Saved data entries
>> Start

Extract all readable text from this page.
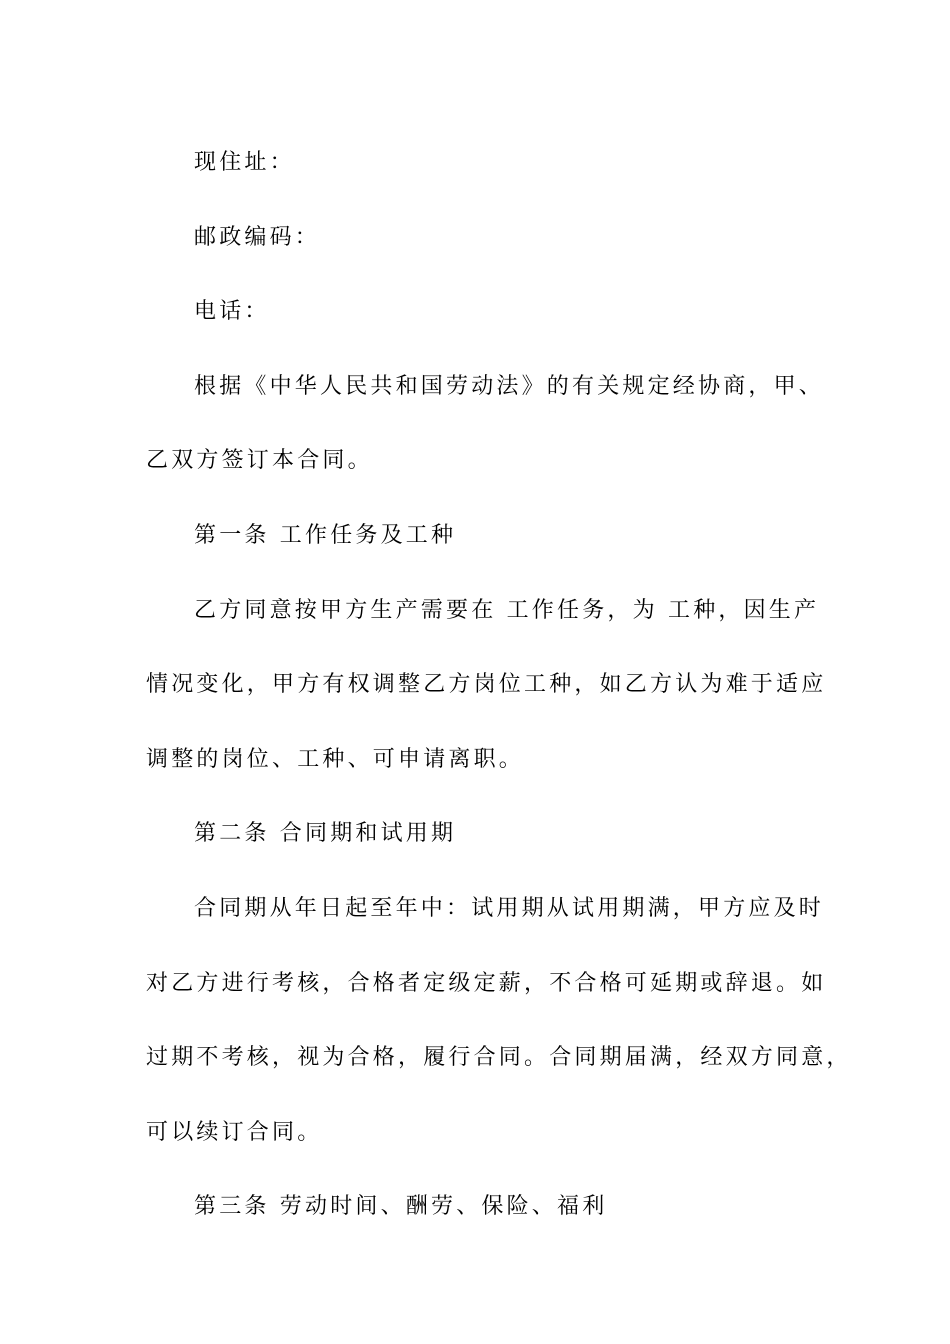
现住址：
邮政编码：
电话：
根据《中华人民共和国劳动法》的有关规定经协商，甲、
乙双方签订本合同。
第一条 工作任务及工种
乙方同意按甲方生产需要在 工作任务，为 工种，因生产
情况变化，甲方有权调整乙方岗位工种，如乙方认为难于适应
调整的岗位、工种、可申请离职。
第二条 合同期和试用期
合同期从年日起至年中：试用期从试用期满，甲方应及时
对乙方进行考核，合格者定级定薪，不合格可延期或辞退。如
过期不考核，视为合格，履行合同。合同期届满，经双方同意，
可以续订合同。
第三条 劳动时间、酬劳、保险、福利
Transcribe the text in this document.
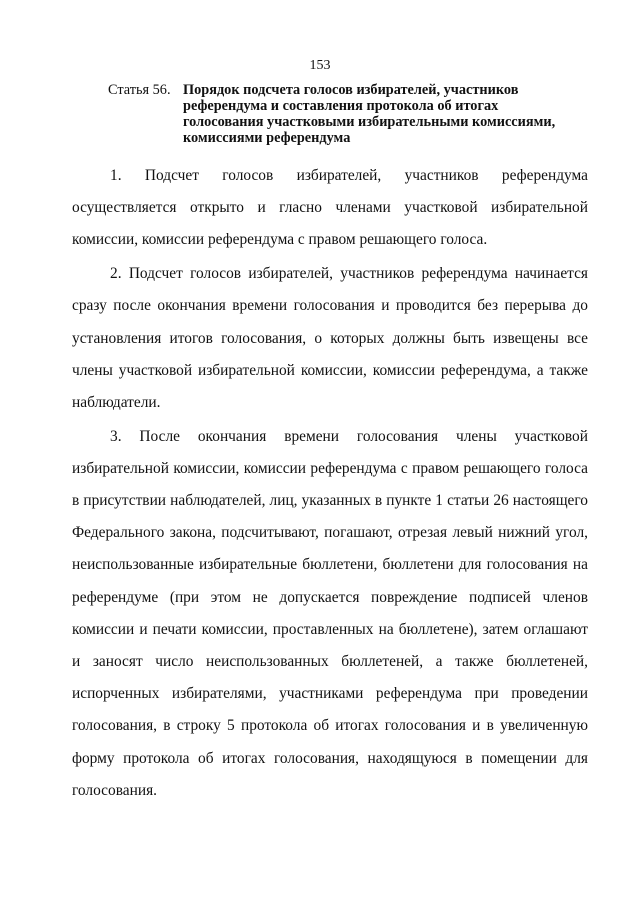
153
Статья 56. Порядок подсчета голосов избирателей, участников референдума и составления протокола об итогах голосования участковыми избирательными комиссиями, комиссиями референдума

1. Подсчет голосов избирателей, участников референдума осуществляется открыто и гласно членами участковой избирательной комиссии, комиссии референдума с правом решающего голоса.

2. Подсчет голосов избирателей, участников референдума начинается сразу после окончания времени голосования и проводится без перерыва до установления итогов голосования, о которых должны быть извещены все члены участковой избирательной комиссии, комиссии референдума, а также наблюдатели.

3. После окончания времени голосования члены участковой избирательной комиссии, комиссии референдума с правом решающего голоса в присутствии наблюдателей, лиц, указанных в пункте 1 статьи 26 настоящего Федерального закона, подсчитывают, погашают, отрезая левый нижний угол, неиспользованные избирательные бюллетени, бюллетени для голосования на референдуме (при этом не допускается повреждение подписей членов комиссии и печати комиссии, проставленных на бюллетене), затем оглашают и заносят число неиспользованных бюллетеней, а также бюллетеней, испорченных избирателями, участниками референдума при проведении голосования, в строку 5 протокола об итогах голосования и в увеличенную форму протокола об итогах голосования, находящуюся в помещении для голосования.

>> End

TASK REQUIREMENTS> Take the listing above and print it exactly, apart from the pictures.

TASK ANSWER>
Extract all readable text from this page.
现住址：
邮政编码：
电话：
根据《中华人民共和国劳动法》的有关规定经协商，甲、
乙双方签订本合同。
第一条 工作任务及工种
乙方同意按甲方生产需要在 工作任务，为 工种，因生产
情况变化，甲方有权调整乙方岗位工种，如乙方认为难于适应
调整的岗位、工种、可申请离职。
第二条 合同期和试用期
合同期从年日起至年中：试用期从试用期满，甲方应及时
对乙方进行考核，合格者定级定薪，不合格可延期或辞退。如
过期不考核，视为合格，履行合同。合同期届满，经双方同意，
可以续订合同。
第三条 劳动时间、酬劳、保险、福利
Transcribe the text in this document.
153
Статья 56. Порядок подсчета голосов избирателей, участников референдума и составления протокола об итогах голосования участковыми избирательными комиссиями, комиссиями референдума

1. Подсчет голосов избирателей, участников референдума осуществляется открыто и гласно членами участковой избирательной комиссии, комиссии референдума с правом решающего голоса.

2. Подсчет голосов избирателей, участников референдума начинается сразу после окончания времени голосования и проводится без перерыва до установления итогов голосования, о которых должны быть извещены все члены участковой избирательной комиссии, комиссии референдума, а также наблюдатели.

3. После окончания времени голосования члены участковой избирательной комиссии, комиссии референдума с правом решающего голоса в присутствии наблюдателей, лиц, указанных в пункте 1 статьи 26 настоящего Федерального закона, подсчитывают, погашают, отрезая левый нижний угол, неиспользованные избирательные бюллетени, бюллетени для голосования на референдуме (при этом не допускается повреждение подписей членов комиссии и печати комиссии, проставленных на бюллетене), затем оглашают и заносят число неиспользованных бюллетеней, а также бюллетеней, испорченных избирателями, участниками референдума при проведении голосования, в строку 5 протокола об итогах голосования и в увеличенную форму протокола об итогах голосования, находящуюся в помещении для голосования.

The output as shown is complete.